Reproduce all of the data that follows, character for character.

/---

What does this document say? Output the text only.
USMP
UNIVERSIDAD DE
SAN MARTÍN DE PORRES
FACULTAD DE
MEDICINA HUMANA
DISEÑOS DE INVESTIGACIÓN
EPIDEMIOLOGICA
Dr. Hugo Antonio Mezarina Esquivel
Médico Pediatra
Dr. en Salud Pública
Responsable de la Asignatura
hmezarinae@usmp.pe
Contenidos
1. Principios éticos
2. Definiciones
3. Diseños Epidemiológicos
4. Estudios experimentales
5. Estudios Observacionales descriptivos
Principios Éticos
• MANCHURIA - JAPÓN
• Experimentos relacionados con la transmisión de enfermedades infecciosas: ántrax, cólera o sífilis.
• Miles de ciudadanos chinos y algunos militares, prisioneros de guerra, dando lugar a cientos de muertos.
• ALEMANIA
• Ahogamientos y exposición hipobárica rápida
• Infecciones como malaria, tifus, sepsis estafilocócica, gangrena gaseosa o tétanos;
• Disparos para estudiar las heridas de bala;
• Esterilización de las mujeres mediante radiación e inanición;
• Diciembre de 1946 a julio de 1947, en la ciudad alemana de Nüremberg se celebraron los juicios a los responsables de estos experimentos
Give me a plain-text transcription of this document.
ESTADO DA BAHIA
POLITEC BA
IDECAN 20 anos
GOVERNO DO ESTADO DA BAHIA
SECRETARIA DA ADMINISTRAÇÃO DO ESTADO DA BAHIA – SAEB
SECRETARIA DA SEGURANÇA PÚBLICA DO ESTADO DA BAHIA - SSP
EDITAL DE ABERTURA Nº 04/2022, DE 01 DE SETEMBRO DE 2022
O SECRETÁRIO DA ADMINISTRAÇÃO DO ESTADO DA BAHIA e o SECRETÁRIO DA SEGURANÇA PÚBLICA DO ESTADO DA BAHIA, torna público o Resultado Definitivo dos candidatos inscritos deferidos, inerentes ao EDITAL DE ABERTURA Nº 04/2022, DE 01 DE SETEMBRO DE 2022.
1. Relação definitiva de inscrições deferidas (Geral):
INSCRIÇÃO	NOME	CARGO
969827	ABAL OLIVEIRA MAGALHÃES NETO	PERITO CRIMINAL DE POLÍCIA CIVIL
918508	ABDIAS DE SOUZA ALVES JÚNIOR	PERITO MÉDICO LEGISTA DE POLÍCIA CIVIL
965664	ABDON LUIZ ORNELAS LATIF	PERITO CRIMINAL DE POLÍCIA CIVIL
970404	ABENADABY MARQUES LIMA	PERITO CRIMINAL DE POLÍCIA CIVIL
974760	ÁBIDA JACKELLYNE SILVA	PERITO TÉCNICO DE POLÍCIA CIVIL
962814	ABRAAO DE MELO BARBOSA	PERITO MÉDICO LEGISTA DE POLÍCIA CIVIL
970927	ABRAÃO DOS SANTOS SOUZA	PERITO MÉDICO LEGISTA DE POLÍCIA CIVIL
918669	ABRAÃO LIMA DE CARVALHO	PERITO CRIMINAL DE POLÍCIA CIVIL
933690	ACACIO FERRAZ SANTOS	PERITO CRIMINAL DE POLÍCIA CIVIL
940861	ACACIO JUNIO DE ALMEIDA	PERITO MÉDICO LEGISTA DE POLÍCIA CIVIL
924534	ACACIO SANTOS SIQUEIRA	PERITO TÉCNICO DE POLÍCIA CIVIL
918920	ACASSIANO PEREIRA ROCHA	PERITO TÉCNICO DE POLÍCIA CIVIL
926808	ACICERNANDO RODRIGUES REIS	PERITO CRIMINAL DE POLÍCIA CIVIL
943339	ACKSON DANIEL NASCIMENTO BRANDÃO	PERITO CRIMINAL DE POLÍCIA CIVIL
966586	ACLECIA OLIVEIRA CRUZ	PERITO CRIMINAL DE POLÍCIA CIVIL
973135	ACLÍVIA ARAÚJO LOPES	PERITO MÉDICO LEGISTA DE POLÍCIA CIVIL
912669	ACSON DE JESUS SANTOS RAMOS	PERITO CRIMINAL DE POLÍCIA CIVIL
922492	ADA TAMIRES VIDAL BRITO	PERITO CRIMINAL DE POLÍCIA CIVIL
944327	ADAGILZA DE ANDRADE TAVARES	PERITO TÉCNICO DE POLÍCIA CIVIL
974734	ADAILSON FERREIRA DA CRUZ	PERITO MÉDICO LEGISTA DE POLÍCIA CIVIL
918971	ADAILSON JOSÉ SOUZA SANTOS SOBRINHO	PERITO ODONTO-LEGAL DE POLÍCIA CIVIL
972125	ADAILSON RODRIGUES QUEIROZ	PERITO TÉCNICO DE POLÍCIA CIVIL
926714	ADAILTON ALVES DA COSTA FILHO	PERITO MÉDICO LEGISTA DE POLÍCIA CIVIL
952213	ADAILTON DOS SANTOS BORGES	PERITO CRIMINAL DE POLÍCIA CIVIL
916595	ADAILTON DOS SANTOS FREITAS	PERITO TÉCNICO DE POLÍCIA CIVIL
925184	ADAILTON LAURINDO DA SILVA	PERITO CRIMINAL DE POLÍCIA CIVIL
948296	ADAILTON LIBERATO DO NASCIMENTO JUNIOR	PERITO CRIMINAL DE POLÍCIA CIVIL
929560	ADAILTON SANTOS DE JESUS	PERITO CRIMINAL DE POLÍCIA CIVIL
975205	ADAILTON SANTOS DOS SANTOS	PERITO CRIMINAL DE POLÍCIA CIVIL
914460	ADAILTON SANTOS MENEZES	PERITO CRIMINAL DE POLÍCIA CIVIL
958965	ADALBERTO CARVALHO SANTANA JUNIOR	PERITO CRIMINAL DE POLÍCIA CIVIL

\---

• _WRITTEN ANSWER_
What does this document say? Output the text only.
USMP
UNIVERSIDAD DE
SAN MARTÍN DE PORRES
FACULTAD DE
MEDICINA HUMANA
DISEÑOS DE INVESTIGACIÓN
EPIDEMIOLOGICA
Dr. Hugo Antonio Mezarina Esquivel
Médico Pediatra
Dr. en Salud Pública
Responsable de la Asignatura
hmezarinae@usmp.pe
Contenidos
1. Principios éticos
2. Definiciones
3. Diseños Epidemiológicos
4. Estudios experimentales
5. Estudios Observacionales descriptivos
Principios Éticos
• MANCHURIA - JAPÓN
• Experimentos relacionados con la transmisión de enfermedades infecciosas: ántrax, cólera o sífilis.
• Miles de ciudadanos chinos y algunos militares, prisioneros de guerra, dando lugar a cientos de muertos.
• ALEMANIA
• Ahogamientos y exposición hipobárica rápida
• Infecciones como malaria, tifus, sepsis estafilocócica, gangrena gaseosa o tétanos;
• Disparos para estudiar las heridas de bala;
• Esterilización de las mujeres mediante radiación e inanición;
• Diciembre de 1946 a julio de 1947, en la ciudad alemana de Nüremberg se celebraron los juicios a los responsables de estos experimentos
Give me a plain-text transcription of this document.
ESTADO DA BAHIA
POLITEC BA
IDECAN 20 anos
GOVERNO DO ESTADO DA BAHIA
SECRETARIA DA ADMINISTRAÇÃO DO ESTADO DA BAHIA – SAEB
SECRETARIA DA SEGURANÇA PÚBLICA DO ESTADO DA BAHIA - SSP
EDITAL DE ABERTURA Nº 04/2022, DE 01 DE SETEMBRO DE 2022
O SECRETÁRIO DA ADMINISTRAÇÃO DO ESTADO DA BAHIA e o SECRETÁRIO DA SEGURANÇA PÚBLICA DO ESTADO DA BAHIA, torna público o Resultado Definitivo dos candidatos inscritos deferidos, inerentes ao EDITAL DE ABERTURA Nº 04/2022, DE 01 DE SETEMBRO DE 2022.
1. Relação definitiva de inscrições deferidas (Geral):
INSCRIÇÃO	NOME	CARGO
969827	ABAL OLIVEIRA MAGALHÃES NETO	PERITO CRIMINAL DE POLÍCIA CIVIL
918508	ABDIAS DE SOUZA ALVES JÚNIOR	PERITO MÉDICO LEGISTA DE POLÍCIA CIVIL
965664	ABDON LUIZ ORNELAS LATIF	PERITO CRIMINAL DE POLÍCIA CIVIL
970404	ABENADABY MARQUES LIMA	PERITO CRIMINAL DE POLÍCIA CIVIL
974760	ÁBIDA JACKELLYNE SILVA	PERITO TÉCNICO DE POLÍCIA CIVIL
962814	ABRAAO DE MELO BARBOSA	PERITO MÉDICO LEGISTA DE POLÍCIA CIVIL
970927	ABRAÃO DOS SANTOS SOUZA	PERITO MÉDICO LEGISTA DE POLÍCIA CIVIL
918669	ABRAÃO LIMA DE CARVALHO	PERITO CRIMINAL DE POLÍCIA CIVIL
933690	ACACIO FERRAZ SANTOS	PERITO CRIMINAL DE POLÍCIA CIVIL
940861	ACACIO JUNIO DE ALMEIDA	PERITO MÉDICO LEGISTA DE POLÍCIA CIVIL
924534	ACACIO SANTOS SIQUEIRA	PERITO TÉCNICO DE POLÍCIA CIVIL
918920	ACASSIANO PEREIRA ROCHA	PERITO TÉCNICO DE POLÍCIA CIVIL
926808	ACICERNANDO RODRIGUES REIS	PERITO CRIMINAL DE POLÍCIA CIVIL
943339	ACKSON DANIEL NASCIMENTO BRANDÃO	PERITO CRIMINAL DE POLÍCIA CIVIL
966586	ACLECIA OLIVEIRA CRUZ	PERITO CRIMINAL DE POLÍCIA CIVIL
973135	ACLÍVIA ARAÚJO LOPES	PERITO MÉDICO LEGISTA DE POLÍCIA CIVIL
912669	ACSON DE JESUS SANTOS RAMOS	PERITO CRIMINAL DE POLÍCIA CIVIL
922492	ADA TAMIRES VIDAL BRITO	PERITO CRIMINAL DE POLÍCIA CIVIL
944327	ADAGILZA DE ANDRADE TAVARES	PERITO TÉCNICO DE POLÍCIA CIVIL
974734	ADAILSON FERREIRA DA CRUZ	PERITO MÉDICO LEGISTA DE POLÍCIA CIVIL
918971	ADAILSON JOSÉ SOUZA SANTOS SOBRINHO	PERITO ODONTO-LEGAL DE POLÍCIA CIVIL
972125	ADAILSON RODRIGUES QUEIROZ	PERITO TÉCNICO DE POLÍCIA CIVIL
926714	ADAILTON ALVES DA COSTA FILHO	PERITO MÉDICO LEGISTA DE POLÍCIA CIVIL
952213	ADAILTON DOS SANTOS BORGES	PERITO CRIMINAL DE POLÍCIA CIVIL
916595	ADAILTON DOS SANTOS FREITAS	PERITO TÉCNICO DE POLÍCIA CIVIL
925184	ADAILTON LAURINDO DA SILVA	PERITO CRIMINAL DE POLÍCIA CIVIL
948296	ADAILTON LIBERATO DO NASCIMENTO JUNIOR	PERITO CRIMINAL DE POLÍCIA CIVIL
929560	ADAILTON SANTOS DE JESUS	PERITO CRIMINAL DE POLÍCIA CIVIL
975205	ADAILTON SANTOS DOS SANTOS	PERITO CRIMINAL DE POLÍCIA CIVIL
914460	ADAILTON SANTOS MENEZES	PERITO CRIMINAL DE POLÍCIA CIVIL
958965	ADALBERTO CARVALHO SANTANA JUNIOR	PERITO CRIMINAL DE POLÍCIA CIVIL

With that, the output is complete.